• _Set problem_
Find all lines in the records that include the word "Jamal", and copy them out.

(Lines of data)
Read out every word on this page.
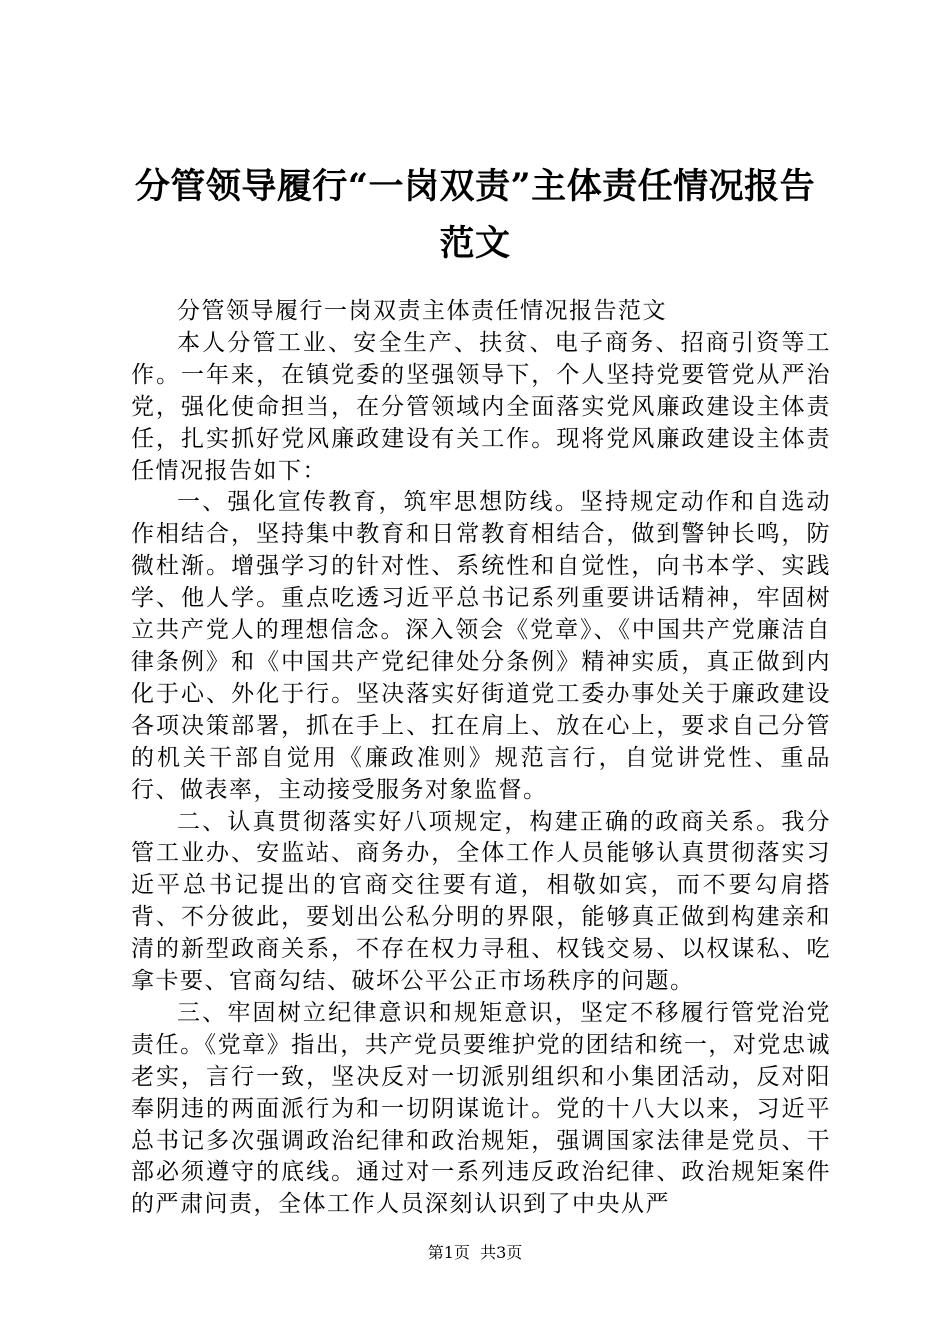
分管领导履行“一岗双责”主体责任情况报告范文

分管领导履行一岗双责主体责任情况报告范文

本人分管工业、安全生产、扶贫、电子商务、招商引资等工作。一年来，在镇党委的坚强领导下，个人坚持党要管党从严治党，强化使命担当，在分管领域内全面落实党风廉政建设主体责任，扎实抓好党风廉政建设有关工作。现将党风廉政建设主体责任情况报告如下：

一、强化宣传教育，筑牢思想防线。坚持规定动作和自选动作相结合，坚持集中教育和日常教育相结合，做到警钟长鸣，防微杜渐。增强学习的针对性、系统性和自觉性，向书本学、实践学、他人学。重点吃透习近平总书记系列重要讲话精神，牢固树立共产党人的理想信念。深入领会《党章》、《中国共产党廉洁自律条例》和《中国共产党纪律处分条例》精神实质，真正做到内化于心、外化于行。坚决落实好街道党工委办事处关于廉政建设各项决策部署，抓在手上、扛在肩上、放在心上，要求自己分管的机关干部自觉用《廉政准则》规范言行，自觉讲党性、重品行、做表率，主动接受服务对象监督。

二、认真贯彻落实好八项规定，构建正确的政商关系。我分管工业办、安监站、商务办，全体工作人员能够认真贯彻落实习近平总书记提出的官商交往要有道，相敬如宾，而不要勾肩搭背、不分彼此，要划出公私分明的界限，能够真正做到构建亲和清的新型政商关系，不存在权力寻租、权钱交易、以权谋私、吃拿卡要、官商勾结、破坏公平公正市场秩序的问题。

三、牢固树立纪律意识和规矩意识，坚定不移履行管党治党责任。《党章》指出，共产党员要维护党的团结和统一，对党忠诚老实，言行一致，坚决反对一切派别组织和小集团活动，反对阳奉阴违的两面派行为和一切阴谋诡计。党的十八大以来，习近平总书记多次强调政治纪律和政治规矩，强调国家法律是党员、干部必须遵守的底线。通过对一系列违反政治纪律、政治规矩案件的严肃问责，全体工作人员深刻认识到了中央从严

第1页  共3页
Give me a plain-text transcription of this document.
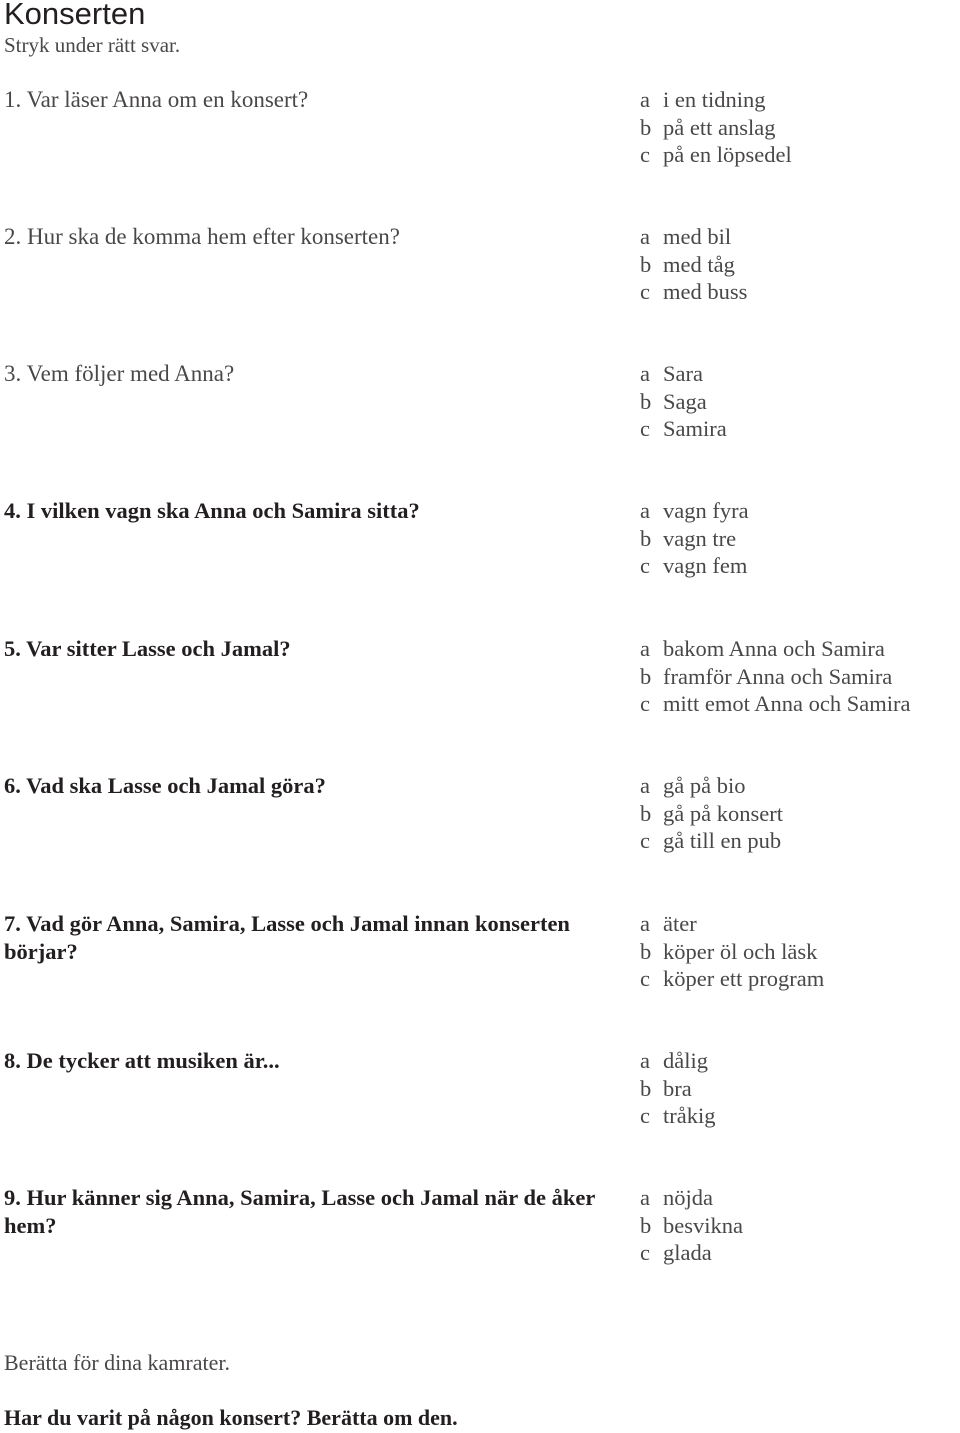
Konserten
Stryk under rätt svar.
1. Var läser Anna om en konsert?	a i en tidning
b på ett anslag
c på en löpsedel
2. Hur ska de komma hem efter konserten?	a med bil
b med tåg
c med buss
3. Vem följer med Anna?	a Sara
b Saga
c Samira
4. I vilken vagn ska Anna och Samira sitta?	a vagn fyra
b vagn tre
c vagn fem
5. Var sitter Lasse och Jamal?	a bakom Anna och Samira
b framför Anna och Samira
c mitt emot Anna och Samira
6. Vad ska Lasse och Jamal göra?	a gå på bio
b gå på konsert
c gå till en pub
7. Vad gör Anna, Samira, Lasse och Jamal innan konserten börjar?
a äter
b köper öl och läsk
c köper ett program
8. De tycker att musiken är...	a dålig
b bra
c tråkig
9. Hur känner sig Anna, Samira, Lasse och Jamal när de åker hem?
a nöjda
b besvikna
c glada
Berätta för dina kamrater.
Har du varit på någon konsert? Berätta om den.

• _Written reply_
5. Var sitter Lasse och Jamal?	a bakom Anna och Samira
6. Vad ska Lasse och Jamal göra?	a gå på bio
7. Vad gör Anna, Samira, Lasse och Jamal innan konserten börjar?
9. Hur känner sig Anna, Samira, Lasse och Jamal när de åker hem?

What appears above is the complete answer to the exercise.